[Collected data entries]
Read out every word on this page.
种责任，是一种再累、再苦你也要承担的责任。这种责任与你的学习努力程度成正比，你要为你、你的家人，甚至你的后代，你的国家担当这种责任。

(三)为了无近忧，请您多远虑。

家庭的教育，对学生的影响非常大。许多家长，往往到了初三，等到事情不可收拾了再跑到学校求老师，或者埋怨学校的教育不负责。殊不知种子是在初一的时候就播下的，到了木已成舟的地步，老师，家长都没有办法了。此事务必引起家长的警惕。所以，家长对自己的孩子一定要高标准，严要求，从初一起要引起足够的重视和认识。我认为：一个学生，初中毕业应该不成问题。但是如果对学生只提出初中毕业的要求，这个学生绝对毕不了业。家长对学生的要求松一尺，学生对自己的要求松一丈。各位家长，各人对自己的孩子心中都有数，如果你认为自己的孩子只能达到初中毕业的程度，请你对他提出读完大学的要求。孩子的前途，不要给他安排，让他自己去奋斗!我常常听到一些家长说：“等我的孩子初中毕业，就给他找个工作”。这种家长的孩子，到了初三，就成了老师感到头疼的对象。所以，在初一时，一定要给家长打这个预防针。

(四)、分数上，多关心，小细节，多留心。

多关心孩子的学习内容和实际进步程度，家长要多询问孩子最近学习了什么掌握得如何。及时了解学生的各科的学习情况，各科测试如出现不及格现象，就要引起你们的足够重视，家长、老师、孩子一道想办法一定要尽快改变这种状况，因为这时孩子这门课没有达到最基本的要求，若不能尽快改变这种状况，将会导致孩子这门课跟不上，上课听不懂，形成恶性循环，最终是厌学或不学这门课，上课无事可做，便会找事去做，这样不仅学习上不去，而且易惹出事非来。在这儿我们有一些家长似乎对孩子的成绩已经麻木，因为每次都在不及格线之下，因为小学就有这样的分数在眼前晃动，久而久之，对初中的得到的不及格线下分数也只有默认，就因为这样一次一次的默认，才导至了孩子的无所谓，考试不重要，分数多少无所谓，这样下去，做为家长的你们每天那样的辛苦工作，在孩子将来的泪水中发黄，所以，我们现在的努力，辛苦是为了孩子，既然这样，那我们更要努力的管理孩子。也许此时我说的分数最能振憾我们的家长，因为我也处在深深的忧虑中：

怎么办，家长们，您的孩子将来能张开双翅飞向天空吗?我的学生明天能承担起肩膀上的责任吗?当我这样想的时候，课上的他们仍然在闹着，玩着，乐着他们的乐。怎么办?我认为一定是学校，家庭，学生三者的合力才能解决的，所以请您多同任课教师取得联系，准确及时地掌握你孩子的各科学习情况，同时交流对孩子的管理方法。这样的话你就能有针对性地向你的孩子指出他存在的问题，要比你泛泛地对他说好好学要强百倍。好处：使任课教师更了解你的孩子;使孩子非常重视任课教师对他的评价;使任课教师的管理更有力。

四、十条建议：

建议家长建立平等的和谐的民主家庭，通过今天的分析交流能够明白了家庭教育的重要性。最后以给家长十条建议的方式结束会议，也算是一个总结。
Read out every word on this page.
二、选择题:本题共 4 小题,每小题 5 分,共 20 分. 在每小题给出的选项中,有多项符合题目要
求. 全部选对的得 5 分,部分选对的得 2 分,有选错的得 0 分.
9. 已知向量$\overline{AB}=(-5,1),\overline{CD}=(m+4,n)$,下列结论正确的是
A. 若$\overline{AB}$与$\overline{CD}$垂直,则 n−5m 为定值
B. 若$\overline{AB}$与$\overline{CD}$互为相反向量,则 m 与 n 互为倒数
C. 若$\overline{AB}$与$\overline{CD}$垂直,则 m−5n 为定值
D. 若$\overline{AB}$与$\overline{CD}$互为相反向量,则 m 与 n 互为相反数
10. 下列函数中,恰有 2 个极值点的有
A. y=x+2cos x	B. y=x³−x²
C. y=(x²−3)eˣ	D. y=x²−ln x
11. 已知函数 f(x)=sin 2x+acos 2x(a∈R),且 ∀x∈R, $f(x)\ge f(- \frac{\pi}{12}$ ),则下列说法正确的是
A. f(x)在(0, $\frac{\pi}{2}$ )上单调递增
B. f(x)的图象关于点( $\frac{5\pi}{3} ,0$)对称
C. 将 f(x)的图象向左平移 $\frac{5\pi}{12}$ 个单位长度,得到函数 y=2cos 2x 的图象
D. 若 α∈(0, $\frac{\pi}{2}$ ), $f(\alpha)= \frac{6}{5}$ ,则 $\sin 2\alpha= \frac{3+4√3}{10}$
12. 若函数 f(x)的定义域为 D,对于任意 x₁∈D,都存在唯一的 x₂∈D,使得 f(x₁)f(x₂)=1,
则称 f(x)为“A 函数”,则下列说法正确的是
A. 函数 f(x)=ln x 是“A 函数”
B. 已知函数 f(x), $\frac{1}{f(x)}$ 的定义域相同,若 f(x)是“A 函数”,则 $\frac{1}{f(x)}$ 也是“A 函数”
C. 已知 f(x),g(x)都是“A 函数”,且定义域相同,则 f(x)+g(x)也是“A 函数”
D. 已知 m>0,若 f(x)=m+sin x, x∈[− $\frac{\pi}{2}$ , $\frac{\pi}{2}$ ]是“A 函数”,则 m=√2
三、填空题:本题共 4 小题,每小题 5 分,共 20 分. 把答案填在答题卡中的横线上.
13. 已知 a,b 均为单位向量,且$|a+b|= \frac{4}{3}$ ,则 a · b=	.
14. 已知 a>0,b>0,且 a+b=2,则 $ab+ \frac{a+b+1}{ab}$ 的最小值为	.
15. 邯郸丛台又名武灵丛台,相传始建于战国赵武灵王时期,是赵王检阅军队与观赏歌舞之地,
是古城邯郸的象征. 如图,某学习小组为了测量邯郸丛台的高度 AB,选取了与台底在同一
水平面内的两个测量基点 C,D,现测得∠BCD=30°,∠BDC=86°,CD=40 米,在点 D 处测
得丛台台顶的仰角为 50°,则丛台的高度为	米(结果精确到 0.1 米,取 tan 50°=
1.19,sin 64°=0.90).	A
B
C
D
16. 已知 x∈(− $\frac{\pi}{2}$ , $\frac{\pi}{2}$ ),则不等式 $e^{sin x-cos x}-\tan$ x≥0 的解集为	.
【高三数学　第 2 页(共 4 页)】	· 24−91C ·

DIRECTION: Above are the records. Copy every line in them holding "overline".

TASK RESULT:
9. 已知向量$\overline{AB}=(-5,1),\overline{CD}=(m+4,n)$,下列结论正确的是
A. 若$\overline{AB}$与$\overline{CD}$垂直,则 n−5m 为定值
B. 若$\overline{AB}$与$\overline{CD}$互为相反向量,则 m 与 n 互为倒数
C. 若$\overline{AB}$与$\overline{CD}$垂直,则 m−5n 为定值
D. 若$\overline{AB}$与$\overline{CD}$互为相反向量,则 m 与 n 互为相反数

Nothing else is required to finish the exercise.